Stated problem - Please give the listing again, word for word, with nothing left out.

:: Dataset content ::

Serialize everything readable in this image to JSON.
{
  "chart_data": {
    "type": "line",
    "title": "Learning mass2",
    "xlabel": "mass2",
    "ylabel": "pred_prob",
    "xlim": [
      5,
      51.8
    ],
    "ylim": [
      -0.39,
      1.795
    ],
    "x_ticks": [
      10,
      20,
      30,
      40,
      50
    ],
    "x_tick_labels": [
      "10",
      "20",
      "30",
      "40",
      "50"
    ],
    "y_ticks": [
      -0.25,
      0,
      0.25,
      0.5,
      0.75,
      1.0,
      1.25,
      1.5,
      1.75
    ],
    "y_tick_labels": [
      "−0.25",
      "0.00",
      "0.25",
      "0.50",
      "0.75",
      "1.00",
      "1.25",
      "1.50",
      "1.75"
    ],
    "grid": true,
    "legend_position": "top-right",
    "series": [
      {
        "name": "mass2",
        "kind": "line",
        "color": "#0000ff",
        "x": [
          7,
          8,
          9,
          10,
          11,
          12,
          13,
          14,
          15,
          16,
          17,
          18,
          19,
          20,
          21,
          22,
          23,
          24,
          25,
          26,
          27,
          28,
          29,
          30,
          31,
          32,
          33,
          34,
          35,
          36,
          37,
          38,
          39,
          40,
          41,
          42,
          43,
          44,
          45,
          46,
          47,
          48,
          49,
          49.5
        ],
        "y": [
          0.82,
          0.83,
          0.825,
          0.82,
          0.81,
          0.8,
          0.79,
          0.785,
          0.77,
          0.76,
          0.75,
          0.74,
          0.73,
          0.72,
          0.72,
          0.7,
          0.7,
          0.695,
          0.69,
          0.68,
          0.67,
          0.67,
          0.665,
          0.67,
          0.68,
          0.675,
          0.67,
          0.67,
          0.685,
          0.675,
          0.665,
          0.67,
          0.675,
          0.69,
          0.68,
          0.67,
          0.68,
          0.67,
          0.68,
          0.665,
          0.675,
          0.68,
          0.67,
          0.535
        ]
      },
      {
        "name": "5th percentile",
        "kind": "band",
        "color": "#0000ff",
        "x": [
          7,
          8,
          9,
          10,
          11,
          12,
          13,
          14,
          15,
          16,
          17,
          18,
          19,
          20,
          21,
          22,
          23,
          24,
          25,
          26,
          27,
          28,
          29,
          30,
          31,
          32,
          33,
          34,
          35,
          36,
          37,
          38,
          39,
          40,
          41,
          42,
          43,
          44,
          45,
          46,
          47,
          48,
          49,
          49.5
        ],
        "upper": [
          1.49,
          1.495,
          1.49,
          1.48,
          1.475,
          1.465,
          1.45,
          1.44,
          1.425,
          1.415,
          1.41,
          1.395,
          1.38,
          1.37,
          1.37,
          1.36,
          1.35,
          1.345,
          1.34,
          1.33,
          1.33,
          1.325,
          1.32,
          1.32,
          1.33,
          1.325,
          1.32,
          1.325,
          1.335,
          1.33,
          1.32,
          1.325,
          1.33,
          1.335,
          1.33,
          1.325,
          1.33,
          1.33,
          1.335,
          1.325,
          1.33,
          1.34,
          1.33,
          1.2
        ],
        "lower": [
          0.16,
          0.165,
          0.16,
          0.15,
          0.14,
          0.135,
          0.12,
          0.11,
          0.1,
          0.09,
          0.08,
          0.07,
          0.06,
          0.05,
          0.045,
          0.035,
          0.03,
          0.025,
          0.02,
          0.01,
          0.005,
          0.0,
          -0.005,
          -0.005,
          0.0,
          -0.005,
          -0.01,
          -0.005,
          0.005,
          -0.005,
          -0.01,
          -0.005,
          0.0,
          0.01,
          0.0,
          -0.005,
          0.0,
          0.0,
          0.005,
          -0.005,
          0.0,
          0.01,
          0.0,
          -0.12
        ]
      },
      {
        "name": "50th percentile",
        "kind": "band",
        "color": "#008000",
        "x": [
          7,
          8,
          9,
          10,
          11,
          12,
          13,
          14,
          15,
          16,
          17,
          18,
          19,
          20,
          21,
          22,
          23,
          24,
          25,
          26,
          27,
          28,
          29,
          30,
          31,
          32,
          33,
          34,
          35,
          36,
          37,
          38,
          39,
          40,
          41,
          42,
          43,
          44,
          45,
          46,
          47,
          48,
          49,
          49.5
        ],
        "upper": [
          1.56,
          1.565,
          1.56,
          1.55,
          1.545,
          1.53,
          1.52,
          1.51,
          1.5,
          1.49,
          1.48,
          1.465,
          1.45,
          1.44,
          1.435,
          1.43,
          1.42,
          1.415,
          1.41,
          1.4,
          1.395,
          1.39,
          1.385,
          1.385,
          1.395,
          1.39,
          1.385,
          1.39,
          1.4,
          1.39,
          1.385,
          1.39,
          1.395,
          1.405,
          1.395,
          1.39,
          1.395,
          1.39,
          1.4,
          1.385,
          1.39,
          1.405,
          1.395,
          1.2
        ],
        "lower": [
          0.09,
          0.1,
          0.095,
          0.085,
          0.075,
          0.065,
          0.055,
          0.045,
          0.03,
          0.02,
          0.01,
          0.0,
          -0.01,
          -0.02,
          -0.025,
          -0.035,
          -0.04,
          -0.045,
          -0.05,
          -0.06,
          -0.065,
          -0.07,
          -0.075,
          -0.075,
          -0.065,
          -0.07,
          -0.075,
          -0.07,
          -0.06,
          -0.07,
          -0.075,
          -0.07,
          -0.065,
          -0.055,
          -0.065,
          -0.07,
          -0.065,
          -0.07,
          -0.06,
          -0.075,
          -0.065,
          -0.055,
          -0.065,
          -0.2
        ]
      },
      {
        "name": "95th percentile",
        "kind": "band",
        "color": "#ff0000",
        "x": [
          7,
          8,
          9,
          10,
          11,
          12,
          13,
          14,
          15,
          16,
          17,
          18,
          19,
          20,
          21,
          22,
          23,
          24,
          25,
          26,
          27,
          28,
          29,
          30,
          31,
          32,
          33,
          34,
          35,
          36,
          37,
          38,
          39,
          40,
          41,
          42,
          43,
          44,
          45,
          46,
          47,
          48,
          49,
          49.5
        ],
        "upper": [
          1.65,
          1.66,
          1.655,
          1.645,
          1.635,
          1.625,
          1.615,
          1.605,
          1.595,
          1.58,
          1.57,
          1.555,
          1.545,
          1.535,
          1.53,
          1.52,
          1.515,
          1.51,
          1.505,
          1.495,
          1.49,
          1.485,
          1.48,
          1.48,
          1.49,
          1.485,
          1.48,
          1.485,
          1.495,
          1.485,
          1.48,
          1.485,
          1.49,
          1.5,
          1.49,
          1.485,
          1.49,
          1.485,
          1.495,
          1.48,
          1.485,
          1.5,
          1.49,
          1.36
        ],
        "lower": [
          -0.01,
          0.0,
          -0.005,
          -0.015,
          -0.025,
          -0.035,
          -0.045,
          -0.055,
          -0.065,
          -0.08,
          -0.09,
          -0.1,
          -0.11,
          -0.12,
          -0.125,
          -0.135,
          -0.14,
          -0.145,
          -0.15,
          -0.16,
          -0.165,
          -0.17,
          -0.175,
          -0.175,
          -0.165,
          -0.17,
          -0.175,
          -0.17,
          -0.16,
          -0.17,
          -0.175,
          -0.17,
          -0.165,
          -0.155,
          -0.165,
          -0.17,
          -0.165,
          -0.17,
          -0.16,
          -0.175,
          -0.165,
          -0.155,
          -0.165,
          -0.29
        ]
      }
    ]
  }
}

:::

Answer to this problem -
Serialize everything readable in this image to JSON.
{
  "chart_data": {
    "type": "line",
    "title": "Learning mass2",
    "xlabel": "mass2",
    "ylabel": "pred_prob",
    "xlim": [
      5,
      51.8
    ],
    "ylim": [
      -0.39,
      1.795
    ],
    "x_ticks": [
      10,
      20,
      30,
      40,
      50
    ],
    "x_tick_labels": [
      "10",
      "20",
      "30",
      "40",
      "50"
    ],
    "y_ticks": [
      -0.25,
      0,
      0.25,
      0.5,
      0.75,
      1.0,
      1.25,
      1.5,
      1.75
    ],
    "y_tick_labels": [
      "−0.25",
      "0.00",
      "0.25",
      "0.50",
      "0.75",
      "1.00",
      "1.25",
      "1.50",
      "1.75"
    ],
    "grid": true,
    "legend_position": "top-right",
    "series": [
      {
        "name": "mass2",
        "kind": "line",
        "color": "#0000ff",
        "x": [
          7,
          8,
          9,
          10,
          11,
          12,
          13,
          14,
          15,
          16,
          17,
          18,
          19,
          20,
          21,
          22,
          23,
          24,
          25,
          26,
          27,
          28,
          29,
          30,
          31,
          32,
          33,
          34,
          35,
          36,
          37,
          38,
          39,
          40,
          41,
          42,
          43,
          44,
          45,
          46,
          47,
          48,
          49,
          49.5
        ],
        "y": [
          0.82,
          0.83,
          0.825,
          0.82,
          0.81,
          0.8,
          0.79,
          0.785,
          0.77,
          0.76,
          0.75,
          0.74,
          0.73,
          0.72,
          0.72,
          0.7,
          0.7,
          0.695,
          0.69,
          0.68,
          0.67,
          0.67,
          0.665,
          0.67,
          0.68,
          0.675,
          0.67,
          0.67,
          0.685,
          0.675,
          0.665,
          0.67,
          0.675,
          0.69,
          0.68,
          0.67,
          0.68,
          0.67,
          0.68,
          0.665,
          0.675,
          0.68,
          0.67,
          0.535
        ]
      },
      {
        "name": "5th percentile",
        "kind": "band",
        "color": "#0000ff",
        "x": [
          7,
          8,
          9,
          10,
          11,
          12,
          13,
          14,
          15,
          16,
          17,
          18,
          19,
          20,
          21,
          22,
          23,
          24,
          25,
          26,
          27,
          28,
          29,
          30,
          31,
          32,
          33,
          34,
          35,
          36,
          37,
          38,
          39,
          40,
          41,
          42,
          43,
          44,
          45,
          46,
          47,
          48,
          49,
          49.5
        ],
        "upper": [
          1.49,
          1.495,
          1.49,
          1.48,
          1.475,
          1.465,
          1.45,
          1.44,
          1.425,
          1.415,
          1.41,
          1.395,
          1.38,
          1.37,
          1.37,
          1.36,
          1.35,
          1.345,
          1.34,
          1.33,
          1.33,
          1.325,
          1.32,
          1.32,
          1.33,
          1.325,
          1.32,
          1.325,
          1.335,
          1.33,
          1.32,
          1.325,
          1.33,
          1.335,
          1.33,
          1.325,
          1.33,
          1.33,
          1.335,
          1.325,
          1.33,
          1.34,
          1.33,
          1.2
        ],
        "lower": [
          0.16,
          0.165,
          0.16,
          0.15,
          0.14,
          0.135,
          0.12,
          0.11,
          0.1,
          0.09,
          0.08,
          0.07,
          0.06,
          0.05,
          0.045,
          0.035,
          0.03,
          0.025,
          0.02,
          0.01,
          0.005,
          0.0,
          -0.005,
          -0.005,
          0.0,
          -0.005,
          -0.01,
          -0.005,
          0.005,
          -0.005,
          -0.01,
          -0.005,
          0.0,
          0.01,
          0.0,
          -0.005,
          0.0,
          0.0,
          0.005,
          -0.005,
          0.0,
          0.01,
          0.0,
          -0.12
        ]
      },
      {
        "name": "50th percentile",
        "kind": "band",
        "color": "#008000",
        "x": [
          7,
          8,
          9,
          10,
          11,
          12,
          13,
          14,
          15,
          16,
          17,
          18,
          19,
          20,
          21,
          22,
          23,
          24,
          25,
          26,
          27,
          28,
          29,
          30,
          31,
          32,
          33,
          34,
          35,
          36,
          37,
          38,
          39,
          40,
          41,
          42,
          43,
          44,
          45,
          46,
          47,
          48,
          49,
          49.5
        ],
        "upper": [
          1.56,
          1.565,
          1.56,
          1.55,
          1.545,
          1.53,
          1.52,
          1.51,
          1.5,
          1.49,
          1.48,
          1.465,
          1.45,
          1.44,
          1.435,
          1.43,
          1.42,
          1.415,
          1.41,
          1.4,
          1.395,
          1.39,
          1.385,
          1.385,
          1.395,
          1.39,
          1.385,
          1.39,
          1.4,
          1.39,
          1.385,
          1.39,
          1.395,
          1.405,
          1.395,
          1.39,
          1.395,
          1.39,
          1.4,
          1.385,
          1.39,
          1.405,
          1.395,
          1.2
        ],
        "lower": [
          0.09,
          0.1,
          0.095,
          0.085,
          0.075,
          0.065,
          0.055,
          0.045,
          0.03,
          0.02,
          0.01,
          0.0,
          -0.01,
          -0.02,
          -0.025,
          -0.035,
          -0.04,
          -0.045,
          -0.05,
          -0.06,
          -0.065,
          -0.07,
          -0.075,
          -0.075,
          -0.065,
          -0.07,
          -0.075,
          -0.07,
          -0.06,
          -0.07,
          -0.075,
          -0.07,
          -0.065,
          -0.055,
          -0.065,
          -0.07,
          -0.065,
          -0.07,
          -0.06,
          -0.075,
          -0.065,
          -0.055,
          -0.065,
          -0.2
        ]
      },
      {
        "name": "95th percentile",
        "kind": "band",
        "color": "#ff0000",
        "x": [
          7,
          8,
          9,
          10,
          11,
          12,
          13,
          14,
          15,
          16,
          17,
          18,
          19,
          20,
          21,
          22,
          23,
          24,
          25,
          26,
          27,
          28,
          29,
          30,
          31,
          32,
          33,
          34,
          35,
          36,
          37,
          38,
          39,
          40,
          41,
          42,
          43,
          44,
          45,
          46,
          47,
          48,
          49,
          49.5
        ],
        "upper": [
          1.65,
          1.66,
          1.655,
          1.645,
          1.635,
          1.625,
          1.615,
          1.605,
          1.595,
          1.58,
          1.57,
          1.555,
          1.545,
          1.535,
          1.53,
          1.52,
          1.515,
          1.51,
          1.505,
          1.495,
          1.49,
          1.485,
          1.48,
          1.48,
          1.49,
          1.485,
          1.48,
          1.485,
          1.495,
          1.485,
          1.48,
          1.485,
          1.49,
          1.5,
          1.49,
          1.485,
          1.49,
          1.485,
          1.495,
          1.48,
          1.485,
          1.5,
          1.49,
          1.36
        ],
        "lower": [
          -0.01,
          0.0,
          -0.005,
          -0.015,
          -0.025,
          -0.035,
          -0.045,
          -0.055,
          -0.065,
          -0.08,
          -0.09,
          -0.1,
          -0.11,
          -0.12,
          -0.125,
          -0.135,
          -0.14,
          -0.145,
          -0.15,
          -0.16,
          -0.165,
          -0.17,
          -0.175,
          -0.175,
          -0.165,
          -0.17,
          -0.175,
          -0.17,
          -0.16,
          -0.17,
          -0.175,
          -0.17,
          -0.165,
          -0.155,
          -0.165,
          -0.17,
          -0.165,
          -0.17,
          -0.16,
          -0.175,
          -0.165,
          -0.155,
          -0.165,
          -0.29
        ]
      }
    ]
  }
}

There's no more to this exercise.